• [ENTRIES SUPPLIED]
- - -

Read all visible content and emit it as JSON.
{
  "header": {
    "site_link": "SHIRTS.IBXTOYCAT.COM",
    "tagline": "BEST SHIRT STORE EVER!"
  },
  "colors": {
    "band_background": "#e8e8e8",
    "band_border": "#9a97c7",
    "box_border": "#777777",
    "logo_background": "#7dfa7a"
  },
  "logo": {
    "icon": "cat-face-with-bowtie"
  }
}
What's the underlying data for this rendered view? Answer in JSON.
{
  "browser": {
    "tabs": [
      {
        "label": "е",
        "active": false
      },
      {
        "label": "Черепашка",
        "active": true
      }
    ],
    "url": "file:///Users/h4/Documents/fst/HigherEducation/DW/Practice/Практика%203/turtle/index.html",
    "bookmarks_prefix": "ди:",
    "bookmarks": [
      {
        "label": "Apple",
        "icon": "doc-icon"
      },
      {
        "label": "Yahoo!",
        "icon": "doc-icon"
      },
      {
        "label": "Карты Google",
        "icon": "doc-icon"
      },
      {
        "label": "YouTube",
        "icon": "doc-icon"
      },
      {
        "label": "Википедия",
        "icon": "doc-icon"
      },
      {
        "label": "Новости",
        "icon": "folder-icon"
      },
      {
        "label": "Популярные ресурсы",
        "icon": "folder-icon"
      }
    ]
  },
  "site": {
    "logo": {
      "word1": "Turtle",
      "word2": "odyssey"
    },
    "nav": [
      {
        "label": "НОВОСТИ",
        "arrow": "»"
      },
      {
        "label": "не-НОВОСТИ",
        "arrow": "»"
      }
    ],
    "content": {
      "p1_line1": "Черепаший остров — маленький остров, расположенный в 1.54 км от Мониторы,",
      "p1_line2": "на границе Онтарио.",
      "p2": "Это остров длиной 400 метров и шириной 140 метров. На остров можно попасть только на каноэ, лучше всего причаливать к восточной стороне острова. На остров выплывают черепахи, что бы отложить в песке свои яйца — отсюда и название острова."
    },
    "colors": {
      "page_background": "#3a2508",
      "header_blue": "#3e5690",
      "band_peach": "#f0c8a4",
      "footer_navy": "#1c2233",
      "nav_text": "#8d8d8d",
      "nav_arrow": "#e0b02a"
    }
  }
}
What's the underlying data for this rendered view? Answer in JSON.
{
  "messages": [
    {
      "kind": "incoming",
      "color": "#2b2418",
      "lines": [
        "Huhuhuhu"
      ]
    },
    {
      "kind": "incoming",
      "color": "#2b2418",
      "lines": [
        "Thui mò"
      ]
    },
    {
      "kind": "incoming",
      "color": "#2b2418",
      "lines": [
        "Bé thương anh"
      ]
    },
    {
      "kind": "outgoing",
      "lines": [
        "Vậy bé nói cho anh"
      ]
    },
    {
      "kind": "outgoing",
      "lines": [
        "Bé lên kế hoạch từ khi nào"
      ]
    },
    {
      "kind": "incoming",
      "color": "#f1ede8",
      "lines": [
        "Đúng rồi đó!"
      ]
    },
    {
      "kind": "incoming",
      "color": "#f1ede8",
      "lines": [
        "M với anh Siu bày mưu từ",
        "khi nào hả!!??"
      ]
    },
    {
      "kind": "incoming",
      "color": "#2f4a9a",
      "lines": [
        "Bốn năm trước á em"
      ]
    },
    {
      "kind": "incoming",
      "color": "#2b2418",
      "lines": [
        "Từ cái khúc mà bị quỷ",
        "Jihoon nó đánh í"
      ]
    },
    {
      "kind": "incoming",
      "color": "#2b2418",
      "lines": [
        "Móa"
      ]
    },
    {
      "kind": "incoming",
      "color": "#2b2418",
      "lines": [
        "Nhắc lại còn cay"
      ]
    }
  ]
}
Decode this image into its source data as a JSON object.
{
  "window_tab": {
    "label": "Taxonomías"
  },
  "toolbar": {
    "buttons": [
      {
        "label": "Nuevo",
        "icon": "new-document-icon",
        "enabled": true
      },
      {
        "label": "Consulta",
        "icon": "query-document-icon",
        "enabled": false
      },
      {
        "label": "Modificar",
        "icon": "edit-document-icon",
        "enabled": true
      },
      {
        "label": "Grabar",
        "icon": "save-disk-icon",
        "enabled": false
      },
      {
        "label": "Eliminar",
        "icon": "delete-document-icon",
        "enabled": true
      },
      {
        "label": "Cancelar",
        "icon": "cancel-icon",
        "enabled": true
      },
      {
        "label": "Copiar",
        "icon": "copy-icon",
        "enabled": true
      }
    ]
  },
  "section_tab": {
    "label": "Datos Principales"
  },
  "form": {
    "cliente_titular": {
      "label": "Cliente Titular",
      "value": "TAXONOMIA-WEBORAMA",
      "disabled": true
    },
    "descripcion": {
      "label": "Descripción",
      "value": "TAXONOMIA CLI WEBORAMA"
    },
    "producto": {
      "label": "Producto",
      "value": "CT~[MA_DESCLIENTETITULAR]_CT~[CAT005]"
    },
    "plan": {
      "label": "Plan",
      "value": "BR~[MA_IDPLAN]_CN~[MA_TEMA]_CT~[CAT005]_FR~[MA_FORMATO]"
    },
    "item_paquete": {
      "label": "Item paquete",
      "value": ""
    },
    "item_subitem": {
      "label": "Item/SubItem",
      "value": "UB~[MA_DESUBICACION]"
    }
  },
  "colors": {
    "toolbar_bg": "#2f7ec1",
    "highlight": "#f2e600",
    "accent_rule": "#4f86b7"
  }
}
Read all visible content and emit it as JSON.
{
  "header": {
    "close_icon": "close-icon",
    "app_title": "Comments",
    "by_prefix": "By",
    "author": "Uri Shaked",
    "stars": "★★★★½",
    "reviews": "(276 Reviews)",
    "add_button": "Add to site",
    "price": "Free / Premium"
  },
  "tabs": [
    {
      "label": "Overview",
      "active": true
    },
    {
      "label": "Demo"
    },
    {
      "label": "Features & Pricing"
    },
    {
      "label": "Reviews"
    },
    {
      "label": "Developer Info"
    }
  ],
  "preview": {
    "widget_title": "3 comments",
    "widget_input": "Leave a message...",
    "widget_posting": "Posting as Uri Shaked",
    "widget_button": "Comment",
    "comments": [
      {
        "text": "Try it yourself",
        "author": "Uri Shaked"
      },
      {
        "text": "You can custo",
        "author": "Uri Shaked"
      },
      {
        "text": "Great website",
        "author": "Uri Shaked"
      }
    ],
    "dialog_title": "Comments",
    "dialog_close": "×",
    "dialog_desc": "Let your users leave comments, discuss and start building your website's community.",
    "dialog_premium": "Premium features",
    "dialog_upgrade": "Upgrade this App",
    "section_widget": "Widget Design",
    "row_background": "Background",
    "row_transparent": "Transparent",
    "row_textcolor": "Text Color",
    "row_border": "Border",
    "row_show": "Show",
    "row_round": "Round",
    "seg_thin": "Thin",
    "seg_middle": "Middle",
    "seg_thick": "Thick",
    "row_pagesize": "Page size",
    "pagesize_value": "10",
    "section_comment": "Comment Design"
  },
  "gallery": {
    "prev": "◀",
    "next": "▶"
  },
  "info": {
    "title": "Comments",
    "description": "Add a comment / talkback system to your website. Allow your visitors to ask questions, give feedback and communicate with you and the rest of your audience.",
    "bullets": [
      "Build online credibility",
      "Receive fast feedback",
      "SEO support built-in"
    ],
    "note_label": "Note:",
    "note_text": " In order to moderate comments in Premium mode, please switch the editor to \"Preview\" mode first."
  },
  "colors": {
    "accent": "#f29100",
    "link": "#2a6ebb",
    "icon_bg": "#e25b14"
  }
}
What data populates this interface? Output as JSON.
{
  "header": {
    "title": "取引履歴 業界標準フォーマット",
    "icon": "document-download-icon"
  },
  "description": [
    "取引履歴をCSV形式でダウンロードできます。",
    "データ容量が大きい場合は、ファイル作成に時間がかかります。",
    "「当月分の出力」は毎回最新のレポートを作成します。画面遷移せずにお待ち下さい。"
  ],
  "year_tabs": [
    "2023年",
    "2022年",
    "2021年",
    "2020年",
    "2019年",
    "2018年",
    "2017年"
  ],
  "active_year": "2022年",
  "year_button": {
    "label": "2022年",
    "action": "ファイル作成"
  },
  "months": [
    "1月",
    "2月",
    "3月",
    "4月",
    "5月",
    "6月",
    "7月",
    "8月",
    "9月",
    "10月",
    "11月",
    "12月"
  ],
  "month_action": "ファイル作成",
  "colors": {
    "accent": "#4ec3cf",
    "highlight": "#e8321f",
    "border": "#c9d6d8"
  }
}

- - -

• [THE TASK]
Pull every line containing the word "highlight" out of the entries above.

• [SOLVED PROBLEM]
    "highlight": "#f2e600",
    "highlight": "#e8321f",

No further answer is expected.